___ The data ___

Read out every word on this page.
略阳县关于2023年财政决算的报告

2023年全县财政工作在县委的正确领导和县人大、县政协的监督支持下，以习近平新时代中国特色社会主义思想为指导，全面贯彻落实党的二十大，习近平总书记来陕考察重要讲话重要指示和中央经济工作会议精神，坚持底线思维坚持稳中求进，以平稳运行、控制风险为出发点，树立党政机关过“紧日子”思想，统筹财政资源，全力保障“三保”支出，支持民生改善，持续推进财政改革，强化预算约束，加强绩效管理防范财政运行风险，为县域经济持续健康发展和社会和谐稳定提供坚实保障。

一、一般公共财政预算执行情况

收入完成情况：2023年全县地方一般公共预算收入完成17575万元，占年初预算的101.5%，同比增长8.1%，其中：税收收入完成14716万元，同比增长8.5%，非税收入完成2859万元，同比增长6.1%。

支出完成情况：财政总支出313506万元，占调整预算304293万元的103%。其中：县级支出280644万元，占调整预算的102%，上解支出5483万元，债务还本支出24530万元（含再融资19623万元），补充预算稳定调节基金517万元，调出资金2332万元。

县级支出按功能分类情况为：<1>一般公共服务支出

___

◆ **Job**
Retype all the records, matching them exactly.

◆ **Response**
Read out every word on this page.
略阳县关于2023年财政决算的报告

2023年全县财政工作在县委的正确领导和县人大、县政协的监督支持下，以习近平新时代中国特色社会主义思想为指导，全面贯彻落实党的二十大，习近平总书记来陕考察重要讲话重要指示和中央经济工作会议精神，坚持底线思维坚持稳中求进，以平稳运行、控制风险为出发点，树立党政机关过“紧日子”思想，统筹财政资源，全力保障“三保”支出，支持民生改善，持续推进财政改革，强化预算约束，加强绩效管理防范财政运行风险，为县域经济持续健康发展和社会和谐稳定提供坚实保障。

一、一般公共财政预算执行情况

收入完成情况：2023年全县地方一般公共预算收入完成17575万元，占年初预算的101.5%，同比增长8.1%，其中：税收收入完成14716万元，同比增长8.5%，非税收入完成2859万元，同比增长6.1%。

支出完成情况：财政总支出313506万元，占调整预算304293万元的103%。其中：县级支出280644万元，占调整预算的102%，上解支出5483万元，债务还本支出24530万元（含再融资19623万元），补充预算稳定调节基金517万元，调出资金2332万元。

县级支出按功能分类情况为：<1>一般公共服务支出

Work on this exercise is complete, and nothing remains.